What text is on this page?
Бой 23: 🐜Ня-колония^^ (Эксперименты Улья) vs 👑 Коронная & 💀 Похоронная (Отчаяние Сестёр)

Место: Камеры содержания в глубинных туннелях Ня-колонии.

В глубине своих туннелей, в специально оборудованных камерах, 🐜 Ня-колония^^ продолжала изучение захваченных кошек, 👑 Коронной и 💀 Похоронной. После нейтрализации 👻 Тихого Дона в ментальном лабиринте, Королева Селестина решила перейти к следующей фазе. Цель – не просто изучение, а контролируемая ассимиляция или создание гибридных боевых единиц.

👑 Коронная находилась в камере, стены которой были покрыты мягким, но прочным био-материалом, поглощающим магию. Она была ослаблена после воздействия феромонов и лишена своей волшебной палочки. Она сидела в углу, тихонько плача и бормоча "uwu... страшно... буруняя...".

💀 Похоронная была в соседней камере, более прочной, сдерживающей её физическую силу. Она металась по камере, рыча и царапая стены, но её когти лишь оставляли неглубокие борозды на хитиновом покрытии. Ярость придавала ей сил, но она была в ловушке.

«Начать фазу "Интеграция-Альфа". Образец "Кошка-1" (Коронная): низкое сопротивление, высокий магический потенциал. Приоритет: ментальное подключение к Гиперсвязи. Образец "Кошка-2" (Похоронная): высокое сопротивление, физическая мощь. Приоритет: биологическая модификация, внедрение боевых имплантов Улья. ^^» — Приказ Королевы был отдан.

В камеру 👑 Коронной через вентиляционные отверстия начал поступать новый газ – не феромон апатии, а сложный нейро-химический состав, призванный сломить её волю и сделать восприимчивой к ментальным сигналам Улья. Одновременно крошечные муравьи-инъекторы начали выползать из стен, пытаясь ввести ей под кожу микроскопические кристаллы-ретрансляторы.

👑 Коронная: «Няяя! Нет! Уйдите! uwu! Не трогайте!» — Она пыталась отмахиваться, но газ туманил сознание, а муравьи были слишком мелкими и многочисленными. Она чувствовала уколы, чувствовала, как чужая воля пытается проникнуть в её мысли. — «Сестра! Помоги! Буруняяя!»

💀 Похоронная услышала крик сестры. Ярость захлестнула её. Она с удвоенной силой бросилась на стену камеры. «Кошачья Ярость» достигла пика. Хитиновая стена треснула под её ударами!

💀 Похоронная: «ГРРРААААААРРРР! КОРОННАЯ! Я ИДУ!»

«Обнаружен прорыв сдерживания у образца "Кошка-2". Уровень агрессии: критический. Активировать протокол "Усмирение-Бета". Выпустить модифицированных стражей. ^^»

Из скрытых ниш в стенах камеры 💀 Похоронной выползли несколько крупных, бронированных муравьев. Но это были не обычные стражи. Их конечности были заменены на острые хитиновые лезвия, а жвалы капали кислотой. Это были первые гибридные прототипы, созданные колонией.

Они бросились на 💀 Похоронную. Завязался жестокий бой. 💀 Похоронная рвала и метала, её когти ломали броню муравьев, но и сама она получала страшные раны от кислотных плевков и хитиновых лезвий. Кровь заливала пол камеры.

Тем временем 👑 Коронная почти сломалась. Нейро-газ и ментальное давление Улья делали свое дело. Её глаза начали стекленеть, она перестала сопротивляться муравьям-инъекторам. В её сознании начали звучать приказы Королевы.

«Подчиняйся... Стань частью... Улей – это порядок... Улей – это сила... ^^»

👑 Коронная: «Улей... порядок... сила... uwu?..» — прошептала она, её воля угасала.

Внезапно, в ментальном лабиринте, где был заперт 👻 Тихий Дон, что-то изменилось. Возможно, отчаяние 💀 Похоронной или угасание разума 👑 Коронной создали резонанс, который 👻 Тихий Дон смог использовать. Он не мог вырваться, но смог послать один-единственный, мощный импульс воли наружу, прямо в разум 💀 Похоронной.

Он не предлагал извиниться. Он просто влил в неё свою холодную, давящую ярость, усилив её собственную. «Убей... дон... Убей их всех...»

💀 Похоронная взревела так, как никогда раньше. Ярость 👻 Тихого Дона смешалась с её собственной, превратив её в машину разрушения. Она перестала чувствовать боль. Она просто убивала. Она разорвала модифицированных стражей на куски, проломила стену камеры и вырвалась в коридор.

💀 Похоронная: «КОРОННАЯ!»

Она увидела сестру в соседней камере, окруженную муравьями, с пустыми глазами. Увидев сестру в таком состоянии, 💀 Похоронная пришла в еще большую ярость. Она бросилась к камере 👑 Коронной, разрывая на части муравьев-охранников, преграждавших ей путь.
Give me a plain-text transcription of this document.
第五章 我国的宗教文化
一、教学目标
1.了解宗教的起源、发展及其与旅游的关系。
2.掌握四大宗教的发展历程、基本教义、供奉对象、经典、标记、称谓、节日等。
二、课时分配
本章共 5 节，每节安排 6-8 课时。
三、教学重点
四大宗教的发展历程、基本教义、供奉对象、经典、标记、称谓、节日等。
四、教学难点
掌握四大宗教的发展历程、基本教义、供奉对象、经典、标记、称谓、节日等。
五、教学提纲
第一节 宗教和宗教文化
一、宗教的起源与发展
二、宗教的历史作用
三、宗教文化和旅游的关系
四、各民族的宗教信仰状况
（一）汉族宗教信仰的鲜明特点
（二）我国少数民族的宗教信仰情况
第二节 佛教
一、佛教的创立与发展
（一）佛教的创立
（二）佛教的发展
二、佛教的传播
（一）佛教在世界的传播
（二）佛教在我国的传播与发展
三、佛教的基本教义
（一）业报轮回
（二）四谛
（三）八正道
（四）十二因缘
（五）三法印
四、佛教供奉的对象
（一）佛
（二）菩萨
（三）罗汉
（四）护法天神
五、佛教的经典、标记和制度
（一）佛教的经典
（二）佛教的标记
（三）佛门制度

------------------------------------

• Task goal: Return the listing above in full, character for character.

• Answer to this exercise:
What text is on this page?
Бой 23: 🐜Ня-колония^^ (Эксперименты Улья) vs 👑 Коронная & 💀 Похоронная (Отчаяние Сестёр)

Место: Камеры содержания в глубинных туннелях Ня-колонии.

В глубине своих туннелей, в специально оборудованных камерах, 🐜 Ня-колония^^ продолжала изучение захваченных кошек, 👑 Коронной и 💀 Похоронной. После нейтрализации 👻 Тихого Дона в ментальном лабиринте, Королева Селестина решила перейти к следующей фазе. Цель – не просто изучение, а контролируемая ассимиляция или создание гибридных боевых единиц.

👑 Коронная находилась в камере, стены которой были покрыты мягким, но прочным био-материалом, поглощающим магию. Она была ослаблена после воздействия феромонов и лишена своей волшебной палочки. Она сидела в углу, тихонько плача и бормоча "uwu... страшно... буруняя...".

💀 Похоронная была в соседней камере, более прочной, сдерживающей её физическую силу. Она металась по камере, рыча и царапая стены, но её когти лишь оставляли неглубокие борозды на хитиновом покрытии. Ярость придавала ей сил, но она была в ловушке.

«Начать фазу "Интеграция-Альфа". Образец "Кошка-1" (Коронная): низкое сопротивление, высокий магический потенциал. Приоритет: ментальное подключение к Гиперсвязи. Образец "Кошка-2" (Похоронная): высокое сопротивление, физическая мощь. Приоритет: биологическая модификация, внедрение боевых имплантов Улья. ^^» — Приказ Королевы был отдан.

В камеру 👑 Коронной через вентиляционные отверстия начал поступать новый газ – не феромон апатии, а сложный нейро-химический состав, призванный сломить её волю и сделать восприимчивой к ментальным сигналам Улья. Одновременно крошечные муравьи-инъекторы начали выползать из стен, пытаясь ввести ей под кожу микроскопические кристаллы-ретрансляторы.

👑 Коронная: «Няяя! Нет! Уйдите! uwu! Не трогайте!» — Она пыталась отмахиваться, но газ туманил сознание, а муравьи были слишком мелкими и многочисленными. Она чувствовала уколы, чувствовала, как чужая воля пытается проникнуть в её мысли. — «Сестра! Помоги! Буруняяя!»

💀 Похоронная услышала крик сестры. Ярость захлестнула её. Она с удвоенной силой бросилась на стену камеры. «Кошачья Ярость» достигла пика. Хитиновая стена треснула под её ударами!

💀 Похоронная: «ГРРРААААААРРРР! КОРОННАЯ! Я ИДУ!»

«Обнаружен прорыв сдерживания у образца "Кошка-2". Уровень агрессии: критический. Активировать протокол "Усмирение-Бета". Выпустить модифицированных стражей. ^^»

Из скрытых ниш в стенах камеры 💀 Похоронной выползли несколько крупных, бронированных муравьев. Но это были не обычные стражи. Их конечности были заменены на острые хитиновые лезвия, а жвалы капали кислотой. Это были первые гибридные прототипы, созданные колонией.

Они бросились на 💀 Похоронную. Завязался жестокий бой. 💀 Похоронная рвала и метала, её когти ломали броню муравьев, но и сама она получала страшные раны от кислотных плевков и хитиновых лезвий. Кровь заливала пол камеры.

Тем временем 👑 Коронная почти сломалась. Нейро-газ и ментальное давление Улья делали свое дело. Её глаза начали стекленеть, она перестала сопротивляться муравьям-инъекторам. В её сознании начали звучать приказы Королевы.

«Подчиняйся... Стань частью... Улей – это порядок... Улей – это сила... ^^»

👑 Коронная: «Улей... порядок... сила... uwu?..» — прошептала она, её воля угасала.

Внезапно, в ментальном лабиринте, где был заперт 👻 Тихий Дон, что-то изменилось. Возможно, отчаяние 💀 Похоронной или угасание разума 👑 Коронной создали резонанс, который 👻 Тихий Дон смог использовать. Он не мог вырваться, но смог послать один-единственный, мощный импульс воли наружу, прямо в разум 💀 Похоронной.

Он не предлагал извиниться. Он просто влил в неё свою холодную, давящую ярость, усилив её собственную. «Убей... дон... Убей их всех...»

💀 Похоронная взревела так, как никогда раньше. Ярость 👻 Тихого Дона смешалась с её собственной, превратив её в машину разрушения. Она перестала чувствовать боль. Она просто убивала. Она разорвала модифицированных стражей на куски, проломила стену камеры и вырвалась в коридор.

💀 Похоронная: «КОРОННАЯ!»

Она увидела сестру в соседней камере, окруженную муравьями, с пустыми глазами. Увидев сестру в таком состоянии, 💀 Похоронная пришла в еще большую ярость. Она бросилась к камере 👑 Коронной, разрывая на части муравьев-охранников, преграждавших ей путь.
Give me a plain-text transcription of this document.
第五章 我国的宗教文化
一、教学目标
1.了解宗教的起源、发展及其与旅游的关系。
2.掌握四大宗教的发展历程、基本教义、供奉对象、经典、标记、称谓、节日等。
二、课时分配
本章共 5 节，每节安排 6-8 课时。
三、教学重点
四大宗教的发展历程、基本教义、供奉对象、经典、标记、称谓、节日等。
四、教学难点
掌握四大宗教的发展历程、基本教义、供奉对象、经典、标记、称谓、节日等。
五、教学提纲
第一节 宗教和宗教文化
一、宗教的起源与发展
二、宗教的历史作用
三、宗教文化和旅游的关系
四、各民族的宗教信仰状况
（一）汉族宗教信仰的鲜明特点
（二）我国少数民族的宗教信仰情况
第二节 佛教
一、佛教的创立与发展
（一）佛教的创立
（二）佛教的发展
二、佛教的传播
（一）佛教在世界的传播
（二）佛教在我国的传播与发展
三、佛教的基本教义
（一）业报轮回
（二）四谛
（三）八正道
（四）十二因缘
（五）三法印
四、佛教供奉的对象
（一）佛
（二）菩萨
（三）罗汉
（四）护法天神
五、佛教的经典、标记和制度
（一）佛教的经典
（二）佛教的标记
（三）佛门制度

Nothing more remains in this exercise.